EXTRACTED RECORDS>
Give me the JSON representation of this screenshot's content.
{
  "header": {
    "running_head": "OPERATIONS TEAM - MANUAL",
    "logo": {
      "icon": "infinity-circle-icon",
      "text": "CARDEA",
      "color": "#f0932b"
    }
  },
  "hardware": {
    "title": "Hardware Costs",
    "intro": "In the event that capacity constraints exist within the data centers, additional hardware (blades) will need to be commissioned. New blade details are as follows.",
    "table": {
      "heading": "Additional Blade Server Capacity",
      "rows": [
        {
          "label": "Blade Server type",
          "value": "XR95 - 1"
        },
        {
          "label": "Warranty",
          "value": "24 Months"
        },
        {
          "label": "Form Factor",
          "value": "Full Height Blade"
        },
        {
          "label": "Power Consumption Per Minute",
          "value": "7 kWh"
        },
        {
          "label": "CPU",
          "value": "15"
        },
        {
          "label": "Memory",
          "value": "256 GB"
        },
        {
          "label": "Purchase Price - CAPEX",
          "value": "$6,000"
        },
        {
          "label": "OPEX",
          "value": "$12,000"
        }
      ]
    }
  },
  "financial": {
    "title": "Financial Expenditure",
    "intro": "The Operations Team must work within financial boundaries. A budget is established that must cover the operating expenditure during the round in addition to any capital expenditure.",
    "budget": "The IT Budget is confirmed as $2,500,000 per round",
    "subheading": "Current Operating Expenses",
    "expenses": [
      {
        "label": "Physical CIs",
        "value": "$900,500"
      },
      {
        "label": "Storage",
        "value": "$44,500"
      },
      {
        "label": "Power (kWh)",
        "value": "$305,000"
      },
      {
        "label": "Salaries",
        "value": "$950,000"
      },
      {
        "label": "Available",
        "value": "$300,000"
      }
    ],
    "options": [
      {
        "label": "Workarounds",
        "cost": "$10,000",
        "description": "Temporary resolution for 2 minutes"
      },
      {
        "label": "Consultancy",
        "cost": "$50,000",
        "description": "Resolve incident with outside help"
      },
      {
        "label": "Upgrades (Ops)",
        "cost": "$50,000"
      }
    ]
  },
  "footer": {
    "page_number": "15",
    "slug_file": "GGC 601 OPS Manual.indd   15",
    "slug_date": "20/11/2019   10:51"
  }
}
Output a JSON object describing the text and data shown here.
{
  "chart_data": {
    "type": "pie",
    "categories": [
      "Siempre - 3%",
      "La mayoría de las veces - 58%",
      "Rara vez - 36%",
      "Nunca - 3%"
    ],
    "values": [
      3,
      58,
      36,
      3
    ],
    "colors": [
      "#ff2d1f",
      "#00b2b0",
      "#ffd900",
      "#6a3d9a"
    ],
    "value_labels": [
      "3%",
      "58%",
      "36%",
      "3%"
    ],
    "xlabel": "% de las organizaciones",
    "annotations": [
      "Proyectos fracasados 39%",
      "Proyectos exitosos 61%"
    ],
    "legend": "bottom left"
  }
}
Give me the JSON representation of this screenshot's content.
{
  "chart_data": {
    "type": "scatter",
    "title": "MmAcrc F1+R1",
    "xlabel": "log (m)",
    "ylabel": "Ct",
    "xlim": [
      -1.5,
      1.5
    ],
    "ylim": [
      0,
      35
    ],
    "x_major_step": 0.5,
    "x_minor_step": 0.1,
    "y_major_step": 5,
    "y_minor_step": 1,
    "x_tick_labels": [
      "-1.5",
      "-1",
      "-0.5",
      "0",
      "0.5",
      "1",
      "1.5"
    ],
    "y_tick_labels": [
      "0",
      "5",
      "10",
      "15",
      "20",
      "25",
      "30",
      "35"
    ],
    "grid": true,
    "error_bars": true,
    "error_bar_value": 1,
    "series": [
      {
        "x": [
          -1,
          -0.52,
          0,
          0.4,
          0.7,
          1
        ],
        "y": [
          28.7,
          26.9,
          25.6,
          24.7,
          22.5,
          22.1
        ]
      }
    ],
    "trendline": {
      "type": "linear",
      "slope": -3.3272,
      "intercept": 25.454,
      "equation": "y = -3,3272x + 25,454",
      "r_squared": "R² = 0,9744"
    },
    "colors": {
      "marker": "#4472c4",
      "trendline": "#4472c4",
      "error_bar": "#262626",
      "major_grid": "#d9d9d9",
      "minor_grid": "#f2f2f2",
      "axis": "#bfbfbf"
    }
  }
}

TASK GOAL> Find the line containing "Output a JSON", then output it and every line after it to the end of the data, exactly.

ANSWER FOR THE TASK>
Output a JSON object describing the text and data shown here.
{
  "chart_data": {
    "type": "pie",
    "categories": [
      "Siempre - 3%",
      "La mayoría de las veces - 58%",
      "Rara vez - 36%",
      "Nunca - 3%"
    ],
    "values": [
      3,
      58,
      36,
      3
    ],
    "colors": [
      "#ff2d1f",
      "#00b2b0",
      "#ffd900",
      "#6a3d9a"
    ],
    "value_labels": [
      "3%",
      "58%",
      "36%",
      "3%"
    ],
    "xlabel": "% de las organizaciones",
    "annotations": [
      "Proyectos fracasados 39%",
      "Proyectos exitosos 61%"
    ],
    "legend": "bottom left"
  }
}
Give me the JSON representation of this screenshot's content.
{
  "chart_data": {
    "type": "scatter",
    "title": "MmAcrc F1+R1",
    "xlabel": "log (m)",
    "ylabel": "Ct",
    "xlim": [
      -1.5,
      1.5
    ],
    "ylim": [
      0,
      35
    ],
    "x_major_step": 0.5,
    "x_minor_step": 0.1,
    "y_major_step": 5,
    "y_minor_step": 1,
    "x_tick_labels": [
      "-1.5",
      "-1",
      "-0.5",
      "0",
      "0.5",
      "1",
      "1.5"
    ],
    "y_tick_labels": [
      "0",
      "5",
      "10",
      "15",
      "20",
      "25",
      "30",
      "35"
    ],
    "grid": true,
    "error_bars": true,
    "error_bar_value": 1,
    "series": [
      {
        "x": [
          -1,
          -0.52,
          0,
          0.4,
          0.7,
          1
        ],
        "y": [
          28.7,
          26.9,
          25.6,
          24.7,
          22.5,
          22.1
        ]
      }
    ],
    "trendline": {
      "type": "linear",
      "slope": -3.3272,
      "intercept": 25.454,
      "equation": "y = -3,3272x + 25,454",
      "r_squared": "R² = 0,9744"
    },
    "colors": {
      "marker": "#4472c4",
      "trendline": "#4472c4",
      "error_bar": "#262626",
      "major_grid": "#d9d9d9",
      "minor_grid": "#f2f2f2",
      "axis": "#bfbfbf"
    }
  }
}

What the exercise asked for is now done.